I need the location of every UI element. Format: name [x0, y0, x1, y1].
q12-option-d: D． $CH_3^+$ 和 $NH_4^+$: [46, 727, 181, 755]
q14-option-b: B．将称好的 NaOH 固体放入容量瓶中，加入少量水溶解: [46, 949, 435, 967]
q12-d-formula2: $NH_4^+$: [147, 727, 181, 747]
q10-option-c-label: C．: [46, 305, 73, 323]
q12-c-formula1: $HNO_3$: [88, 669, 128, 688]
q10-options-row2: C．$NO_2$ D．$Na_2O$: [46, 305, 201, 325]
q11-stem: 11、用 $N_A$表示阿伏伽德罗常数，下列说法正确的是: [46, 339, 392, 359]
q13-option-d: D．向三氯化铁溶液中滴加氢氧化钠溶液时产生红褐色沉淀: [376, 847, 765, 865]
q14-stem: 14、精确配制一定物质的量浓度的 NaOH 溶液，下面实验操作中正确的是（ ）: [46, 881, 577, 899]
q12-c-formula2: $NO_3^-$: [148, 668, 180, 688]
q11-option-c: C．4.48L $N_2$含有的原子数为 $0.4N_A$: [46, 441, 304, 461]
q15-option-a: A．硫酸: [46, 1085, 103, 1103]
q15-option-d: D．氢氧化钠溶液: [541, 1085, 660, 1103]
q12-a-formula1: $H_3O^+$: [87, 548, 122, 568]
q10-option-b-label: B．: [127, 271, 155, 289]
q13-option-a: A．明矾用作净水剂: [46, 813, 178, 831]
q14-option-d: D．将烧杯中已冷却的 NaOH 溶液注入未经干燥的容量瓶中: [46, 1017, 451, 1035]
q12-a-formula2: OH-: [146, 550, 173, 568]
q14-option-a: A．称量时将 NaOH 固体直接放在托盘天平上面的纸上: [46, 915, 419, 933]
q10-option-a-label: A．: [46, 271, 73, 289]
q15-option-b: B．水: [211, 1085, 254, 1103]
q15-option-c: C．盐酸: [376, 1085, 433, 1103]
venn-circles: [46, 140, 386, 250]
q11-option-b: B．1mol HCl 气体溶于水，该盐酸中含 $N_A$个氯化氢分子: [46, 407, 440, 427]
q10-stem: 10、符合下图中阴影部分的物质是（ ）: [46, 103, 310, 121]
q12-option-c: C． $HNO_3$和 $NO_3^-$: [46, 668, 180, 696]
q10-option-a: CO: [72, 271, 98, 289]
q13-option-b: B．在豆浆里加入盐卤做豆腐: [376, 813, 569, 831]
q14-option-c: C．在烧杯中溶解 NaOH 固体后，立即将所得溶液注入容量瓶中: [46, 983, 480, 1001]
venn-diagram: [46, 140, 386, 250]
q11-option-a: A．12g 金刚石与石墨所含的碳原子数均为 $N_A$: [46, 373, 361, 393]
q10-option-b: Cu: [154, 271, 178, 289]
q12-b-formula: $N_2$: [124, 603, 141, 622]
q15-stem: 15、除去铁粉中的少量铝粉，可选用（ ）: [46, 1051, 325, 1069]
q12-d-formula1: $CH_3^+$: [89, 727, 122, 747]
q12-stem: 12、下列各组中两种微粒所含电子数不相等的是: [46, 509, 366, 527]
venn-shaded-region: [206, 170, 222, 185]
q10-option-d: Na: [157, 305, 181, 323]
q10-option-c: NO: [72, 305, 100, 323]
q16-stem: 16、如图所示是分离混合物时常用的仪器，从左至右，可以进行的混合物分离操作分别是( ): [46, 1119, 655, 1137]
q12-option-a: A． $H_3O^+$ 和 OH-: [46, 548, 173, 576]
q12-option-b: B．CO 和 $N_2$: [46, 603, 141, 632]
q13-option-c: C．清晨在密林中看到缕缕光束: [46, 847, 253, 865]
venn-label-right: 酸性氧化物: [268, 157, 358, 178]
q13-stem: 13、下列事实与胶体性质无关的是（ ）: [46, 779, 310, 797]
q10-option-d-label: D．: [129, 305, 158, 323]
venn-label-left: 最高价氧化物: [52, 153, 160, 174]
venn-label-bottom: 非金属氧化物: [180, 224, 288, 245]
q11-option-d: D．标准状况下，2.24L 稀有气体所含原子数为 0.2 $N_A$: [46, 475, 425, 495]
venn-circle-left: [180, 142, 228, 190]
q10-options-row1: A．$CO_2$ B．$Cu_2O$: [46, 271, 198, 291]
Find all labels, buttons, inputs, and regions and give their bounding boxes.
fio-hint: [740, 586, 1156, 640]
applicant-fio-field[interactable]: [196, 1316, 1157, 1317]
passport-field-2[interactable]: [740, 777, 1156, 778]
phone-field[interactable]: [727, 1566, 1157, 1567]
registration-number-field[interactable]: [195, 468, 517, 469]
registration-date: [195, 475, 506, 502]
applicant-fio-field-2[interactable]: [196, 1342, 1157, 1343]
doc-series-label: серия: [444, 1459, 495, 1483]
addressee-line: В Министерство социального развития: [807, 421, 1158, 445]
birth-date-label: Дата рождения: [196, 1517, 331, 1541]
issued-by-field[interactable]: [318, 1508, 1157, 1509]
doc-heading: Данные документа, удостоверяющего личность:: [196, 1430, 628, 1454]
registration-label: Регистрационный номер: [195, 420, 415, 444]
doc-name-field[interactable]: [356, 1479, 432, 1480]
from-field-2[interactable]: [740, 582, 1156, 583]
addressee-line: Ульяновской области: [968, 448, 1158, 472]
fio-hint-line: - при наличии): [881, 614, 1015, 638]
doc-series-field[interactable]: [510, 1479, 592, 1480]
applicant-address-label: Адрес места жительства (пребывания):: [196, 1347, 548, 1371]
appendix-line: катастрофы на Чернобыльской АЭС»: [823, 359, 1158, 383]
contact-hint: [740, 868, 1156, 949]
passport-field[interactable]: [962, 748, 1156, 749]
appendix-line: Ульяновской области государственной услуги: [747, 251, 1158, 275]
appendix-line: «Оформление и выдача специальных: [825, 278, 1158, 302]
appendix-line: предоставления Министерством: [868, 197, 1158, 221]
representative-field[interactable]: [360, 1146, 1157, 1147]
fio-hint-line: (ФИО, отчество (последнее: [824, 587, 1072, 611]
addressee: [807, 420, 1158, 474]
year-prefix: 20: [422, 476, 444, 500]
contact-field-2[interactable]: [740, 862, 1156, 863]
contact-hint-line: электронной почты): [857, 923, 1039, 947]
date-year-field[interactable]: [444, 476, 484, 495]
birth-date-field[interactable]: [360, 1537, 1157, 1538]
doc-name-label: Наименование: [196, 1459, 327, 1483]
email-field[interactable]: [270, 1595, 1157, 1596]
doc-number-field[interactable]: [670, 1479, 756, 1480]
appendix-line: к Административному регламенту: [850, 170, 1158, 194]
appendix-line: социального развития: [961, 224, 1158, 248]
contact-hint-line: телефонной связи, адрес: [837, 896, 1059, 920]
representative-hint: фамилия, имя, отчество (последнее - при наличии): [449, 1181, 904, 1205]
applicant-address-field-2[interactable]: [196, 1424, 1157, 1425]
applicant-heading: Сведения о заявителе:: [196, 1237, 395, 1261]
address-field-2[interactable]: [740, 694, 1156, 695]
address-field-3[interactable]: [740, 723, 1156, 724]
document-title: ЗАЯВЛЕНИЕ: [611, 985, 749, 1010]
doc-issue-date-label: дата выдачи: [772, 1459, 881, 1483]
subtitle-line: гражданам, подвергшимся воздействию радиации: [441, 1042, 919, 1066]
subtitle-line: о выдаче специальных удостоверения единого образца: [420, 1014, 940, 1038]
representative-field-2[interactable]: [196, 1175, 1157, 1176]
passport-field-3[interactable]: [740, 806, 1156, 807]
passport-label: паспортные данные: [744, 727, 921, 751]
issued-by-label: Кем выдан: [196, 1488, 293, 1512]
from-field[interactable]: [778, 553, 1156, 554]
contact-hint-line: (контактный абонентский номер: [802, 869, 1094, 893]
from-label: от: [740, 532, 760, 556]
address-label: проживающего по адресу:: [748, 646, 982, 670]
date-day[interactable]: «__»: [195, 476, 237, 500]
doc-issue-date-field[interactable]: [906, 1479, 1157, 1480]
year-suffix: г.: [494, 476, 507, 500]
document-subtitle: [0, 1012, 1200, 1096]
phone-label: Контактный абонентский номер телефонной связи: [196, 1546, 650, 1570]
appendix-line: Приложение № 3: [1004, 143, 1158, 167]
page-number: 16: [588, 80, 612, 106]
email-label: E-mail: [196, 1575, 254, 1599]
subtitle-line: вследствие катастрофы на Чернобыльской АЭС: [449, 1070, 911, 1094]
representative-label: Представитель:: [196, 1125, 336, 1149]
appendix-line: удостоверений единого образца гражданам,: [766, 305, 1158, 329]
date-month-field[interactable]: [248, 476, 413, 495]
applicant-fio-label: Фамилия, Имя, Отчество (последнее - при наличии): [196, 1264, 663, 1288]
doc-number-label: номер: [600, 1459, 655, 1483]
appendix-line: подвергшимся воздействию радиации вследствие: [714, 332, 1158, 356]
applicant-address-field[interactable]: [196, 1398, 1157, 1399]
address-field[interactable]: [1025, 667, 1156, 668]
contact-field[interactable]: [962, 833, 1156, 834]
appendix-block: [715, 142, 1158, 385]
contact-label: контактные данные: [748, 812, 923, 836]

- WHAT THE EXERCISE ASKS
Copy out the items again, word for word, from the very first line through the line that contains "q11-option-b: B．1mol HCl", both included.

- RESPONSE TO THIS TASK
I need the location of every UI element. Format: name [x0, y0, x1, y1].
q12-option-d: D． $CH_3^+$ 和 $NH_4^+$: [46, 727, 181, 755]
q14-option-b: B．将称好的 NaOH 固体放入容量瓶中，加入少量水溶解: [46, 949, 435, 967]
q12-d-formula2: $NH_4^+$: [147, 727, 181, 747]
q10-option-c-label: C．: [46, 305, 73, 323]
q12-c-formula1: $HNO_3$: [88, 669, 128, 688]
q10-options-row2: C．$NO_2$ D．$Na_2O$: [46, 305, 201, 325]
q11-stem: 11、用 $N_A$表示阿伏伽德罗常数，下列说法正确的是: [46, 339, 392, 359]
q13-option-d: D．向三氯化铁溶液中滴加氢氧化钠溶液时产生红褐色沉淀: [376, 847, 765, 865]
q14-stem: 14、精确配制一定物质的量浓度的 NaOH 溶液，下面实验操作中正确的是（ ）: [46, 881, 577, 899]
q12-c-formula2: $NO_3^-$: [148, 668, 180, 688]
q11-option-c: C．4.48L $N_2$含有的原子数为 $0.4N_A$: [46, 441, 304, 461]
q15-option-a: A．硫酸: [46, 1085, 103, 1103]
q15-option-d: D．氢氧化钠溶液: [541, 1085, 660, 1103]
q12-a-formula1: $H_3O^+$: [87, 548, 122, 568]
q10-option-b-label: B．: [127, 271, 155, 289]
q13-option-a: A．明矾用作净水剂: [46, 813, 178, 831]
q14-option-d: D．将烧杯中已冷却的 NaOH 溶液注入未经干燥的容量瓶中: [46, 1017, 451, 1035]
q12-a-formula2: OH-: [146, 550, 173, 568]
q14-option-a: A．称量时将 NaOH 固体直接放在托盘天平上面的纸上: [46, 915, 419, 933]
q10-option-a-label: A．: [46, 271, 73, 289]
q15-option-b: B．水: [211, 1085, 254, 1103]
q15-option-c: C．盐酸: [376, 1085, 433, 1103]
venn-circles: [46, 140, 386, 250]
q11-option-b: B．1mol HCl 气体溶于水，该盐酸中含 $N_A$个氯化氢分子: [46, 407, 440, 427]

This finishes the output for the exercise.